INSTRUCTIONS TO FOLLOW: From the entries below, list each line with "text".

THE DATA:
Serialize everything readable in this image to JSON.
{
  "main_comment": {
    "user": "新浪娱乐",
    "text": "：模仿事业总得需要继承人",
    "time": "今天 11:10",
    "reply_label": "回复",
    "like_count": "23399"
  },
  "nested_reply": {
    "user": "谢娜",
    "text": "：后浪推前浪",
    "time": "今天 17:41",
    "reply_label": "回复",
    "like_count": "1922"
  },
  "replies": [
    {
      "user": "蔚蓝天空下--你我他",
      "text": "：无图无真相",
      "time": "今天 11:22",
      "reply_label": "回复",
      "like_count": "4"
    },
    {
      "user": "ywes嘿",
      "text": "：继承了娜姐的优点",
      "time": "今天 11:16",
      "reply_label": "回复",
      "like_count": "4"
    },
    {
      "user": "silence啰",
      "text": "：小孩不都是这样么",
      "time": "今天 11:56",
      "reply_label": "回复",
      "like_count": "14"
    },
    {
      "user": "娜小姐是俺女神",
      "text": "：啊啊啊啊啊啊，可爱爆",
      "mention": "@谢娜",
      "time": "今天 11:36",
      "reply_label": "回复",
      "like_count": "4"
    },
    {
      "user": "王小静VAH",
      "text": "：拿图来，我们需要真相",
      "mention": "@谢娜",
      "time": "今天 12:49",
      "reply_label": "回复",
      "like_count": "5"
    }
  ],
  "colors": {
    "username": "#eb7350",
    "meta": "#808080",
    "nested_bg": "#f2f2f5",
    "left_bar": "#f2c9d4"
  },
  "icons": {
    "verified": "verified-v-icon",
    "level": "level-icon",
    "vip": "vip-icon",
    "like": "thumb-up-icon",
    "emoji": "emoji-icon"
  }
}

RESPONSE BELOW:
    "text": "：模仿事业总得需要继承人",
    "text": "：后浪推前浪",
      "text": "：无图无真相",
      "text": "：继承了娜姐的优点",
      "text": "：小孩不都是这样么",
      "text": "：啊啊啊啊啊啊，可爱爆",
      "text": "：拿图来，我们需要真相",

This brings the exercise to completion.